### EXERCISE DESCRIPTION
In the listing below, find the line containing "What data populates". Write out that line and every line after it to the end, exactly and only those.

Data items
┄┄┄┄┄┄┄┄┄┄┄┄┄┄┄┄┄┄┄┄

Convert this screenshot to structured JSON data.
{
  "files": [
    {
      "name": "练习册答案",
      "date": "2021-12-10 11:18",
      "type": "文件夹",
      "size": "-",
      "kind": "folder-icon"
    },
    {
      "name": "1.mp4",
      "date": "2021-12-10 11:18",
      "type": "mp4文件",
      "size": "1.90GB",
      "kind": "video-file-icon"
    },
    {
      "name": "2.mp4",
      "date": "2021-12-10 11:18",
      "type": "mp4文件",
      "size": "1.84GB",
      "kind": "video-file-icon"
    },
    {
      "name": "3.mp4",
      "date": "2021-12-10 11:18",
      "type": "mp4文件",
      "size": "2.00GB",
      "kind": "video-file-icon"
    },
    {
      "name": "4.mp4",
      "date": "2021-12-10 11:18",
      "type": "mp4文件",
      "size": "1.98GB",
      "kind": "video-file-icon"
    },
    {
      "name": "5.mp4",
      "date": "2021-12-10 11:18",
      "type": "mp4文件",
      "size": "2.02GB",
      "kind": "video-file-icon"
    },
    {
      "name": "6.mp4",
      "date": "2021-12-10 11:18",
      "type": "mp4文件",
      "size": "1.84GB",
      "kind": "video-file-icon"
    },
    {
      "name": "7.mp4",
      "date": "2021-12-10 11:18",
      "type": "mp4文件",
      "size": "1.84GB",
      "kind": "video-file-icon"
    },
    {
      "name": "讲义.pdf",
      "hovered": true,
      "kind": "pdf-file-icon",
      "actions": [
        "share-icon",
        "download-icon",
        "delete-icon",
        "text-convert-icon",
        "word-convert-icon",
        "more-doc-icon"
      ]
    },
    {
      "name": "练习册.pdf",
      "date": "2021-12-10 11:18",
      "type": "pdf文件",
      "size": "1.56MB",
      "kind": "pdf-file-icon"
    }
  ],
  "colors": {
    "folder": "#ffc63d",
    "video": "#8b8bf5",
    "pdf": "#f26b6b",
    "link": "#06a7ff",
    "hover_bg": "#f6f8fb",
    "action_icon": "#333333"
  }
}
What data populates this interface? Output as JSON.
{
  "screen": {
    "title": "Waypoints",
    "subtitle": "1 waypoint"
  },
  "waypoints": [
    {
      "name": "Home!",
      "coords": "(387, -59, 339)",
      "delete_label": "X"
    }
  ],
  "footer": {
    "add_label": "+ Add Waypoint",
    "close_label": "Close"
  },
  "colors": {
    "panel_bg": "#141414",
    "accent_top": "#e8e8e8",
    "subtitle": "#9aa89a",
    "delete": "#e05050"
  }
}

┄┄┄┄┄┄┄┄┄┄┄┄┄┄┄┄┄┄┄┄

### EXERCISE RESPONSE
What data populates this interface? Output as JSON.
{
  "screen": {
    "title": "Waypoints",
    "subtitle": "1 waypoint"
  },
  "waypoints": [
    {
      "name": "Home!",
      "coords": "(387, -59, 339)",
      "delete_label": "X"
    }
  ],
  "footer": {
    "add_label": "+ Add Waypoint",
    "close_label": "Close"
  },
  "colors": {
    "panel_bg": "#141414",
    "accent_top": "#e8e8e8",
    "subtitle": "#9aa89a",
    "delete": "#e05050"
  }
}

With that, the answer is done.